Document page text data
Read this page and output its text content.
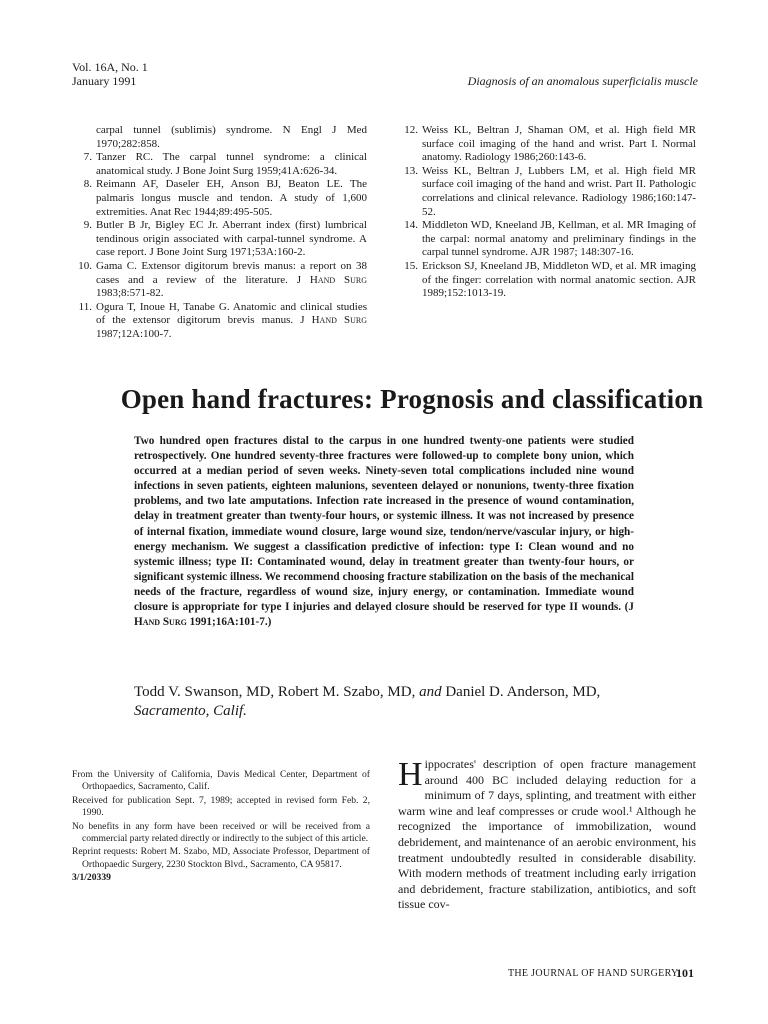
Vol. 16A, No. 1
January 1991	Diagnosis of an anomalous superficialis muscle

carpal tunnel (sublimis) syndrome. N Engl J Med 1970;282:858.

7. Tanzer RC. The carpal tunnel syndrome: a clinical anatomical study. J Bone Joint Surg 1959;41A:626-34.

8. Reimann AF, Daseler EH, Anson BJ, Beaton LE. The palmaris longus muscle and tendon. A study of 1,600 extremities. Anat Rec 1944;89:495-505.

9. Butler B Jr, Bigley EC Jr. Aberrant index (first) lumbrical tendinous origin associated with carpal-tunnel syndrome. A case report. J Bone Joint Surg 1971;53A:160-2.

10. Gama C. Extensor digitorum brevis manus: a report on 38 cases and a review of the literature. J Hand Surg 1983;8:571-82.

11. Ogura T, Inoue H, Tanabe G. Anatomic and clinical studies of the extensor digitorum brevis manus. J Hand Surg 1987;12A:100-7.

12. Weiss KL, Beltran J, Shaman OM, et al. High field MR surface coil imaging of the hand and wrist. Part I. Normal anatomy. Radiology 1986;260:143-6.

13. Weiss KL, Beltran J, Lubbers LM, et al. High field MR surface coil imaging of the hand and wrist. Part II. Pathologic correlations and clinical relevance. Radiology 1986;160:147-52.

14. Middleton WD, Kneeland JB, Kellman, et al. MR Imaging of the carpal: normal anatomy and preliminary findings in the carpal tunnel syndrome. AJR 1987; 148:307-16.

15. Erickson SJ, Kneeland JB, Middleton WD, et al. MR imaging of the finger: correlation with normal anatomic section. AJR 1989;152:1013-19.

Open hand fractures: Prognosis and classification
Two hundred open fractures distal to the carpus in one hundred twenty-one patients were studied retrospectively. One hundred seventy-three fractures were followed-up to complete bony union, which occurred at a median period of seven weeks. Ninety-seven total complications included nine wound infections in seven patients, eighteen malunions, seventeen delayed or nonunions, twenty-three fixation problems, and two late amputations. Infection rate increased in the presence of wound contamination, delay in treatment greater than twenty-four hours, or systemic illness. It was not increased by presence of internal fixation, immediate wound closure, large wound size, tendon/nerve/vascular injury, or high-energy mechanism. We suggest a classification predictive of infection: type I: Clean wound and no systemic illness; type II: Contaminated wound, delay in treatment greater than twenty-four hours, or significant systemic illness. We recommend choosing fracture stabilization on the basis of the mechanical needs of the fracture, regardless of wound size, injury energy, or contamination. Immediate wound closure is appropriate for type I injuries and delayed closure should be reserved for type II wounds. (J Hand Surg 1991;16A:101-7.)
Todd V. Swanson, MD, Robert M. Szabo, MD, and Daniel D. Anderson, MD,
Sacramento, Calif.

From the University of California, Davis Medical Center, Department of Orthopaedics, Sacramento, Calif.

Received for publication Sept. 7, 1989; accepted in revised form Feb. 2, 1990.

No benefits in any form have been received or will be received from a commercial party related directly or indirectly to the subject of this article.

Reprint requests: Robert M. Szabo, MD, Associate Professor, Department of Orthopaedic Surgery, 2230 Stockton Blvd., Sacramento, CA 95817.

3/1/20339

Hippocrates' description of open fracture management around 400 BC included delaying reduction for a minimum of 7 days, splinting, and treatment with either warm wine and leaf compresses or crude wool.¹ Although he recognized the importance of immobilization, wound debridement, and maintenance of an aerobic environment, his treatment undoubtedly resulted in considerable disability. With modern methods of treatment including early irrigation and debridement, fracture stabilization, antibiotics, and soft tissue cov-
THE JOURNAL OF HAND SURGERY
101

==

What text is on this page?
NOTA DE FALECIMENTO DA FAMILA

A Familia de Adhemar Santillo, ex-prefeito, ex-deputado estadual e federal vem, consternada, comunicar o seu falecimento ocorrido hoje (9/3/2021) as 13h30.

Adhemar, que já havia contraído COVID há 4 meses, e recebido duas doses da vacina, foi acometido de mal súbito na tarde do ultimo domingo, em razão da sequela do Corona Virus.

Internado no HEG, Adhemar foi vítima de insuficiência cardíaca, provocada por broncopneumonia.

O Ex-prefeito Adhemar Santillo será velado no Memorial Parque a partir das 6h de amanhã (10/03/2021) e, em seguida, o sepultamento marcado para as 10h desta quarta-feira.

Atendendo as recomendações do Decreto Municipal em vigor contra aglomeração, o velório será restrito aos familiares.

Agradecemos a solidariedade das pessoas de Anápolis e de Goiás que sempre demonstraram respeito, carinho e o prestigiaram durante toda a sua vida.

[Task item]
Your response should be the lines of the entries above that include the string "surface".

[The completed task]
12. Weiss KL, Beltran J, Shaman OM, et al. High field MR surface coil imaging of the hand and wrist. Part I. Normal anatomy. Radiology 1986;260:143-6.
13. Weiss KL, Beltran J, Lubbers LM, et al. High field MR surface coil imaging of the hand and wrist. Part II. Pathologic correlations and clinical relevance. Radiology 1986;160:147-52.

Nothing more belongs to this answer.